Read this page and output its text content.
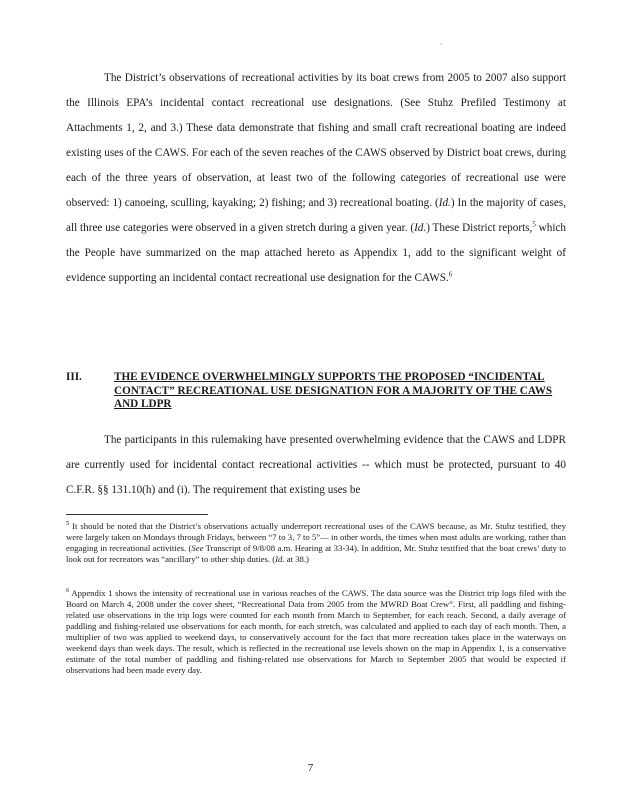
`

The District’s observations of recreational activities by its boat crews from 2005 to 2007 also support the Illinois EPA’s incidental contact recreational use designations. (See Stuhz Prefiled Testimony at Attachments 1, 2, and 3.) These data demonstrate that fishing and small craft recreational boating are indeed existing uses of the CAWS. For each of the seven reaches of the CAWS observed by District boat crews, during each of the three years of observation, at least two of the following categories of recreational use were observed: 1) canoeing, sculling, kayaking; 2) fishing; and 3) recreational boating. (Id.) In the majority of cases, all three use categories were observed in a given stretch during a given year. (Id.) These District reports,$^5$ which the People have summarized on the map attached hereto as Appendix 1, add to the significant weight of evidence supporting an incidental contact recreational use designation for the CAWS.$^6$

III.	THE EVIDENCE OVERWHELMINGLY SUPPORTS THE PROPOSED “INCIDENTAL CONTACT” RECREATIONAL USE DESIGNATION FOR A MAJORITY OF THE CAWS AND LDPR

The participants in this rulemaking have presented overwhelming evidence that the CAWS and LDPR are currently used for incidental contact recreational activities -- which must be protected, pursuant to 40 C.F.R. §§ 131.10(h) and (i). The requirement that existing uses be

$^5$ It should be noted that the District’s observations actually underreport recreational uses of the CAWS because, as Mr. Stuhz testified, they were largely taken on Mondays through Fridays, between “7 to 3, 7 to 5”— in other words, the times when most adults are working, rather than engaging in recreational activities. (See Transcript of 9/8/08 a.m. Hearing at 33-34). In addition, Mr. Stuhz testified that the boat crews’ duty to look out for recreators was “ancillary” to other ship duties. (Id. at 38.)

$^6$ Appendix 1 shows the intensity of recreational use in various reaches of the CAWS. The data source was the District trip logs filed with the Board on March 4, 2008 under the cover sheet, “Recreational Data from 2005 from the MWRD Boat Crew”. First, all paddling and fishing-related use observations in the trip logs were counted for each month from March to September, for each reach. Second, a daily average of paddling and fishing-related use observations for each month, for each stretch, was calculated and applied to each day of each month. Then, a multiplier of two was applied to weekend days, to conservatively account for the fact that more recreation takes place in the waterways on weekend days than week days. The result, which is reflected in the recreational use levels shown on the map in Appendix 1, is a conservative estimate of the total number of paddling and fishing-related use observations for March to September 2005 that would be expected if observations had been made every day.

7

__Job__: Nothing but the pictures may be dropped; output the records above exactly.

__Solution for this task__:
Read this page and output its text content.
`

The District’s observations of recreational activities by its boat crews from 2005 to 2007 also support the Illinois EPA’s incidental contact recreational use designations. (See Stuhz Prefiled Testimony at Attachments 1, 2, and 3.) These data demonstrate that fishing and small craft recreational boating are indeed existing uses of the CAWS. For each of the seven reaches of the CAWS observed by District boat crews, during each of the three years of observation, at least two of the following categories of recreational use were observed: 1) canoeing, sculling, kayaking; 2) fishing; and 3) recreational boating. (Id.) In the majority of cases, all three use categories were observed in a given stretch during a given year. (Id.) These District reports,$^5$ which the People have summarized on the map attached hereto as Appendix 1, add to the significant weight of evidence supporting an incidental contact recreational use designation for the CAWS.$^6$

III.	THE EVIDENCE OVERWHELMINGLY SUPPORTS THE PROPOSED “INCIDENTAL CONTACT” RECREATIONAL USE DESIGNATION FOR A MAJORITY OF THE CAWS AND LDPR

The participants in this rulemaking have presented overwhelming evidence that the CAWS and LDPR are currently used for incidental contact recreational activities -- which must be protected, pursuant to 40 C.F.R. §§ 131.10(h) and (i). The requirement that existing uses be

$^5$ It should be noted that the District’s observations actually underreport recreational uses of the CAWS because, as Mr. Stuhz testified, they were largely taken on Mondays through Fridays, between “7 to 3, 7 to 5”— in other words, the times when most adults are working, rather than engaging in recreational activities. (See Transcript of 9/8/08 a.m. Hearing at 33-34). In addition, Mr. Stuhz testified that the boat crews’ duty to look out for recreators was “ancillary” to other ship duties. (Id. at 38.)

$^6$ Appendix 1 shows the intensity of recreational use in various reaches of the CAWS. The data source was the District trip logs filed with the Board on March 4, 2008 under the cover sheet, “Recreational Data from 2005 from the MWRD Boat Crew”. First, all paddling and fishing-related use observations in the trip logs were counted for each month from March to September, for each reach. Second, a daily average of paddling and fishing-related use observations for each month, for each stretch, was calculated and applied to each day of each month. Then, a multiplier of two was applied to weekend days, to conservatively account for the fact that more recreation takes place in the waterways on weekend days than week days. The result, which is reflected in the recreational use levels shown on the map in Appendix 1, is a conservative estimate of the total number of paddling and fishing-related use observations for March to September 2005 that would be expected if observations had been made every day.

7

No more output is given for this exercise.